■ Work to do
Images are not part of the copy; write out the rest of the data exactly as given.

[Raw records]
:::
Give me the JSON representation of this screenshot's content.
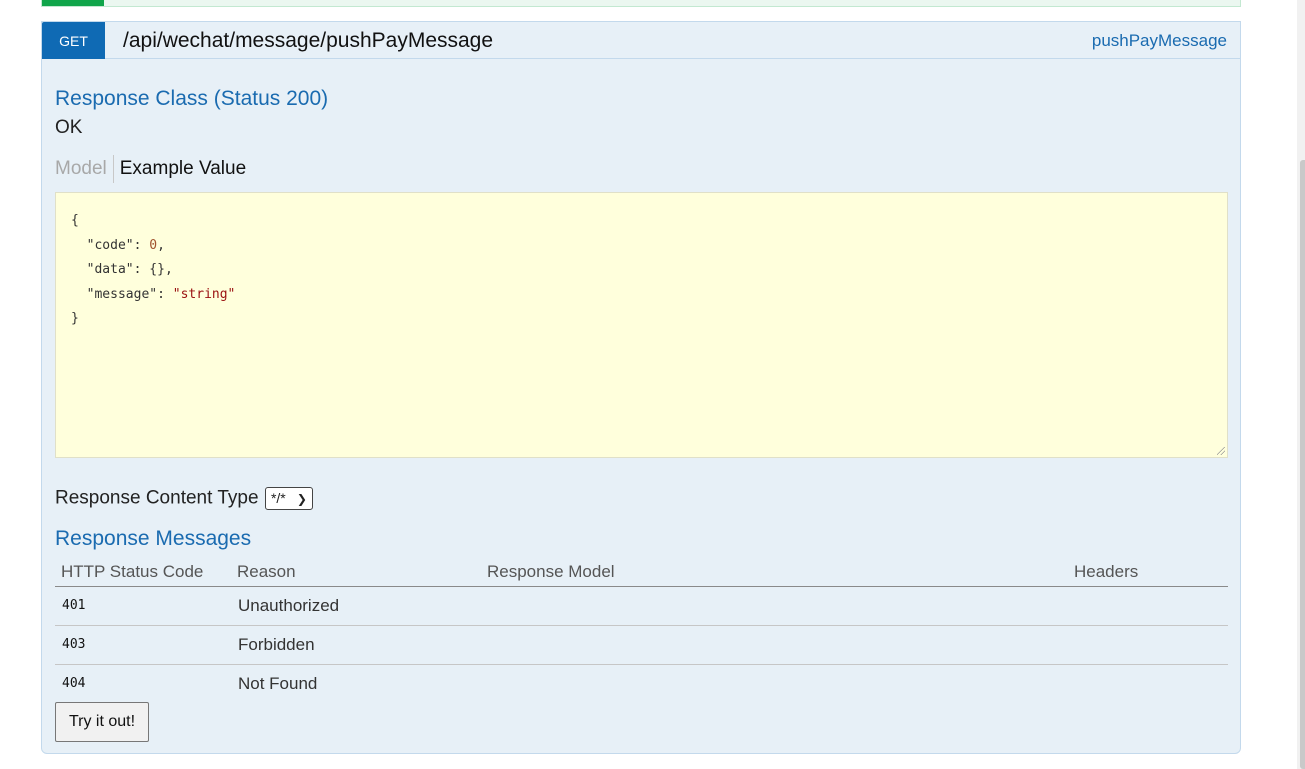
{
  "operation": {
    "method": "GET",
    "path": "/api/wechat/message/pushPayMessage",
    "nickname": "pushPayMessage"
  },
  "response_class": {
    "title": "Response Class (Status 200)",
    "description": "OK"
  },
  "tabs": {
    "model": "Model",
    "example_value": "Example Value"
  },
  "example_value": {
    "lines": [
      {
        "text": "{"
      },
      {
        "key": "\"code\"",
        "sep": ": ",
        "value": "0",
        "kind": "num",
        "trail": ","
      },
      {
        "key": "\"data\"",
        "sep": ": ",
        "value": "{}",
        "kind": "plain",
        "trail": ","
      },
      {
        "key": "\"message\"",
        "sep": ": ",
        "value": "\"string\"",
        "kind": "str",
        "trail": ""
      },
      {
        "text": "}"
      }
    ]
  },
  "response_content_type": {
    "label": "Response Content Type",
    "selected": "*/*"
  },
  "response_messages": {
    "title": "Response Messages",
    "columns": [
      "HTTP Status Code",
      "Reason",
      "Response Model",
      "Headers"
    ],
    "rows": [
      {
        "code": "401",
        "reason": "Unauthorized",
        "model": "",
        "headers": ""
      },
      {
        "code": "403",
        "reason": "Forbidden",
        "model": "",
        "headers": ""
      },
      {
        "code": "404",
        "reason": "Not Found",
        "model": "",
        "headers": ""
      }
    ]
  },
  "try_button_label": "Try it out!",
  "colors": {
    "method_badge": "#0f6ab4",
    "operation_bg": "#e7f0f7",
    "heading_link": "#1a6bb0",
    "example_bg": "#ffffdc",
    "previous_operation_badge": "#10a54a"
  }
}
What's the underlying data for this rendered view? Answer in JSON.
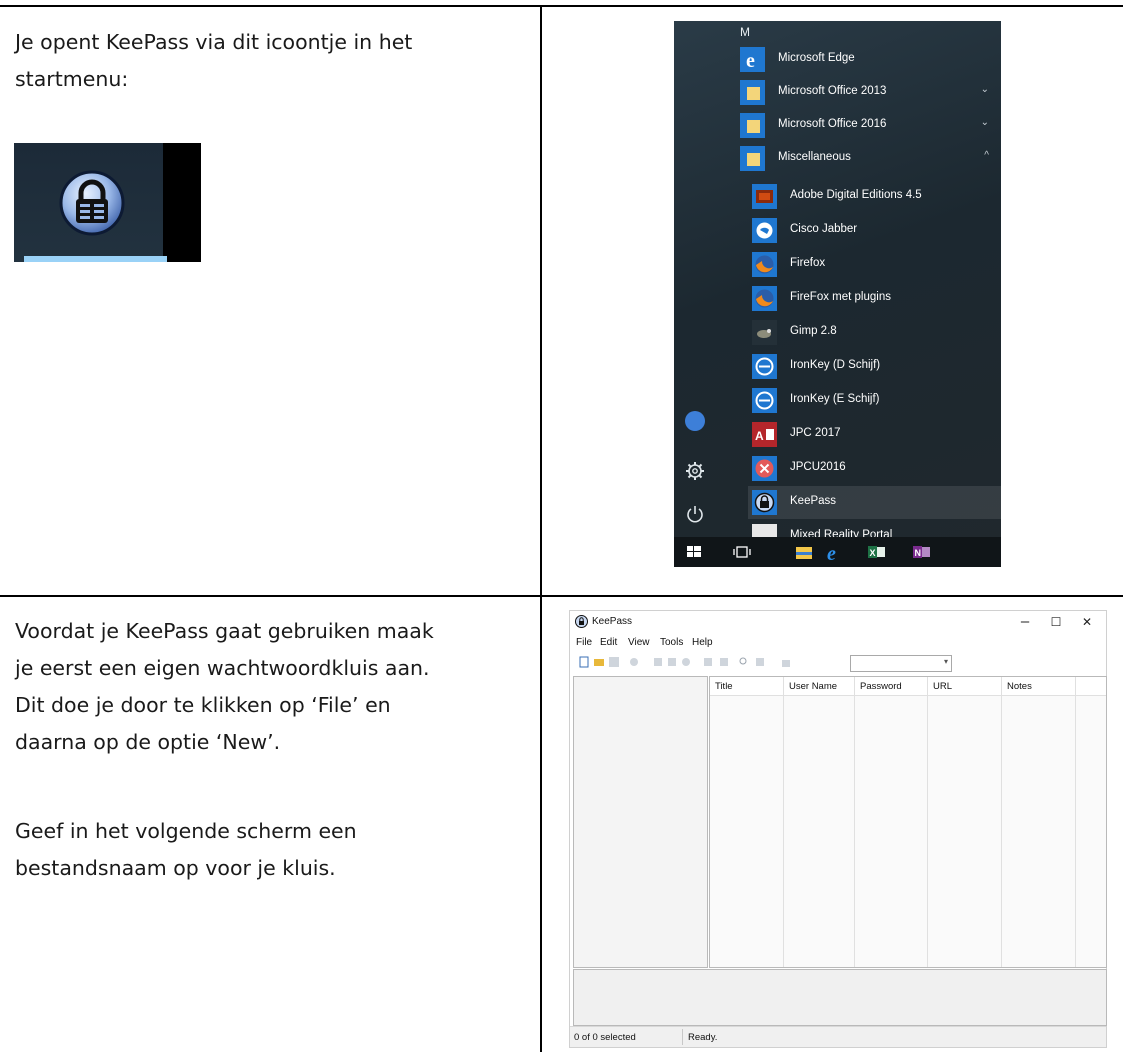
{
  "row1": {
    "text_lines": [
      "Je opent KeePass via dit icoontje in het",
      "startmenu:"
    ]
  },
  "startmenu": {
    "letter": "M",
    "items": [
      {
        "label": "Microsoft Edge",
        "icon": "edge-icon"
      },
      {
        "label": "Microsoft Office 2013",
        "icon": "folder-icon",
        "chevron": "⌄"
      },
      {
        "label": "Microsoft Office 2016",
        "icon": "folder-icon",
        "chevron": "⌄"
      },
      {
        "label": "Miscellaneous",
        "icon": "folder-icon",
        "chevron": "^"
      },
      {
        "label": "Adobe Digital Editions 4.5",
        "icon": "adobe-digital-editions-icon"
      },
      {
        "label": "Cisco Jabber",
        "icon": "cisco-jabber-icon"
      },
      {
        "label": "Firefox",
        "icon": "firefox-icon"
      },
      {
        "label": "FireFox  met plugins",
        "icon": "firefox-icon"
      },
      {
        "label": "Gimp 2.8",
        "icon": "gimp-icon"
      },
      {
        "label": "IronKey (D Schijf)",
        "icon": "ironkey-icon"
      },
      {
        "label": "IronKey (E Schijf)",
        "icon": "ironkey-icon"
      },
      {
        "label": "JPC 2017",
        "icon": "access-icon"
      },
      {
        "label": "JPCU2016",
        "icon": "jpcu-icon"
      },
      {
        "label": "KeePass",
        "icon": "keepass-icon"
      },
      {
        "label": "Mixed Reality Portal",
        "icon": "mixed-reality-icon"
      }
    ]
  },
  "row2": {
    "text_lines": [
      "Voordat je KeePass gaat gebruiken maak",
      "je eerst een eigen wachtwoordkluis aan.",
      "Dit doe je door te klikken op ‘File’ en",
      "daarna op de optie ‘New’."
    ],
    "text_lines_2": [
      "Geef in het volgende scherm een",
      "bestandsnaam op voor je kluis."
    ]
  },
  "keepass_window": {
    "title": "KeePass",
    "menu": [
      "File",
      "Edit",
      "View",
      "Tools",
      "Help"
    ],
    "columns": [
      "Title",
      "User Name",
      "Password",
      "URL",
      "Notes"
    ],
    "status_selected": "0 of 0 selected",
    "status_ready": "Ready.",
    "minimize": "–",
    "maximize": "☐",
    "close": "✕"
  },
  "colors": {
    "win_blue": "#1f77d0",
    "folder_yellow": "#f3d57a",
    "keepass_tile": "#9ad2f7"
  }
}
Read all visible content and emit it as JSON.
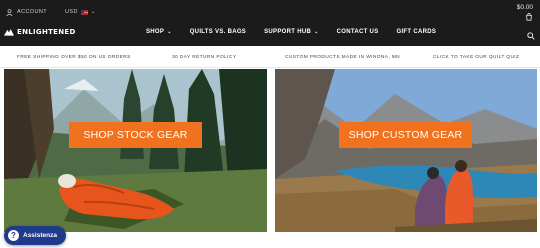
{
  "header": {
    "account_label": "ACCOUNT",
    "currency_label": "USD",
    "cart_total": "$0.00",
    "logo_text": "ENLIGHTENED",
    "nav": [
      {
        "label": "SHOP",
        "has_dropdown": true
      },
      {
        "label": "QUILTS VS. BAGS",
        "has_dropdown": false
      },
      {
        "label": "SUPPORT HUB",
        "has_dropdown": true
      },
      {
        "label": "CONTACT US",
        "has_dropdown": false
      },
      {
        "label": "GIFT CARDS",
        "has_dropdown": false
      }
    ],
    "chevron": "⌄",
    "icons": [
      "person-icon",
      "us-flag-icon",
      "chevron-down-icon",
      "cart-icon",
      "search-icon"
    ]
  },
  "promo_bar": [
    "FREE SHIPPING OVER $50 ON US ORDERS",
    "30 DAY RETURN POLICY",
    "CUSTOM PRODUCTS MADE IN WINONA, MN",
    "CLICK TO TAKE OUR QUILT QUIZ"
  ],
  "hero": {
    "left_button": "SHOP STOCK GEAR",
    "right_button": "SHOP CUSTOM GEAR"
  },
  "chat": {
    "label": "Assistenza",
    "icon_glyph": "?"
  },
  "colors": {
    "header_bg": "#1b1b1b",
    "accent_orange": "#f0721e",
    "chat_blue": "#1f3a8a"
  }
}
:::
■ Written answer
Give me the JSON representation of this screenshot's content.
{
  "operation": {
    "method": "GET",
    "path": "/api/wechat/message/pushPayMessage",
    "nickname": "pushPayMessage"
  },
  "response_class": {
    "title": "Response Class (Status 200)",
    "description": "OK"
  },
  "tabs": {
    "model": "Model",
    "example_value": "Example Value"
  },
  "example_value": {
    "lines": [
      {
        "text": "{"
      },
      {
        "key": "\"code\"",
        "sep": ": ",
        "value": "0",
        "kind": "num",
        "trail": ","
      },
      {
        "key": "\"data\"",
        "sep": ": ",
        "value": "{}",
        "kind": "plain",
        "trail": ","
      },
      {
        "key": "\"message\"",
        "sep": ": ",
        "value": "\"string\"",
        "kind": "str",
        "trail": ""
      },
      {
        "text": "}"
      }
    ]
  },
  "response_content_type": {
    "label": "Response Content Type",
    "selected": "*/*"
  },
  "response_messages": {
    "title": "Response Messages",
    "columns": [
      "HTTP Status Code",
      "Reason",
      "Response Model",
      "Headers"
    ],
    "rows": [
      {
        "code": "401",
        "reason": "Unauthorized",
        "model": "",
        "headers": ""
      },
      {
        "code": "403",
        "reason": "Forbidden",
        "model": "",
        "headers": ""
      },
      {
        "code": "404",
        "reason": "Not Found",
        "model": "",
        "headers": ""
      }
    ]
  },
  "try_button_label": "Try it out!",
  "colors": {
    "method_badge": "#0f6ab4",
    "operation_bg": "#e7f0f7",
    "heading_link": "#1a6bb0",
    "example_bg": "#ffffdc",
    "previous_operation_badge": "#10a54a"
  }
}
What's the underlying data for this rendered view? Answer in JSON.
{
  "row1": {
    "text_lines": [
      "Je opent KeePass via dit icoontje in het",
      "startmenu:"
    ]
  },
  "startmenu": {
    "letter": "M",
    "items": [
      {
        "label": "Microsoft Edge",
        "icon": "edge-icon"
      },
      {
        "label": "Microsoft Office 2013",
        "icon": "folder-icon",
        "chevron": "⌄"
      },
      {
        "label": "Microsoft Office 2016",
        "icon": "folder-icon",
        "chevron": "⌄"
      },
      {
        "label": "Miscellaneous",
        "icon": "folder-icon",
        "chevron": "^"
      },
      {
        "label": "Adobe Digital Editions 4.5",
        "icon": "adobe-digital-editions-icon"
      },
      {
        "label": "Cisco Jabber",
        "icon": "cisco-jabber-icon"
      },
      {
        "label": "Firefox",
        "icon": "firefox-icon"
      },
      {
        "label": "FireFox  met plugins",
        "icon": "firefox-icon"
      },
      {
        "label": "Gimp 2.8",
        "icon": "gimp-icon"
      },
      {
        "label": "IronKey (D Schijf)",
        "icon": "ironkey-icon"
      },
      {
        "label": "IronKey (E Schijf)",
        "icon": "ironkey-icon"
      },
      {
        "label": "JPC 2017",
        "icon": "access-icon"
      },
      {
        "label": "JPCU2016",
        "icon": "jpcu-icon"
      },
      {
        "label": "KeePass",
        "icon": "keepass-icon"
      },
      {
        "label": "Mixed Reality Portal",
        "icon": "mixed-reality-icon"
      }
    ]
  },
  "row2": {
    "text_lines": [
      "Voordat je KeePass gaat gebruiken maak",
      "je eerst een eigen wachtwoordkluis aan.",
      "Dit doe je door te klikken op ‘File’ en",
      "daarna op de optie ‘New’."
    ],
    "text_lines_2": [
      "Geef in het volgende scherm een",
      "bestandsnaam op voor je kluis."
    ]
  },
  "keepass_window": {
    "title": "KeePass",
    "menu": [
      "File",
      "Edit",
      "View",
      "Tools",
      "Help"
    ],
    "columns": [
      "Title",
      "User Name",
      "Password",
      "URL",
      "Notes"
    ],
    "status_selected": "0 of 0 selected",
    "status_ready": "Ready.",
    "minimize": "–",
    "maximize": "☐",
    "close": "✕"
  },
  "colors": {
    "win_blue": "#1f77d0",
    "folder_yellow": "#f3d57a",
    "keepass_tile": "#9ad2f7"
  }
}
Read all visible content and emit it as JSON.
{
  "header": {
    "account_label": "ACCOUNT",
    "currency_label": "USD",
    "cart_total": "$0.00",
    "logo_text": "ENLIGHTENED",
    "nav": [
      {
        "label": "SHOP",
        "has_dropdown": true
      },
      {
        "label": "QUILTS VS. BAGS",
        "has_dropdown": false
      },
      {
        "label": "SUPPORT HUB",
        "has_dropdown": true
      },
      {
        "label": "CONTACT US",
        "has_dropdown": false
      },
      {
        "label": "GIFT CARDS",
        "has_dropdown": false
      }
    ],
    "chevron": "⌄",
    "icons": [
      "person-icon",
      "us-flag-icon",
      "chevron-down-icon",
      "cart-icon",
      "search-icon"
    ]
  },
  "promo_bar": [
    "FREE SHIPPING OVER $50 ON US ORDERS",
    "30 DAY RETURN POLICY",
    "CUSTOM PRODUCTS MADE IN WINONA, MN",
    "CLICK TO TAKE OUR QUILT QUIZ"
  ],
  "hero": {
    "left_button": "SHOP STOCK GEAR",
    "right_button": "SHOP CUSTOM GEAR"
  },
  "chat": {
    "label": "Assistenza",
    "icon_glyph": "?"
  },
  "colors": {
    "header_bg": "#1b1b1b",
    "accent_orange": "#f0721e",
    "chat_blue": "#1f3a8a"
  }
}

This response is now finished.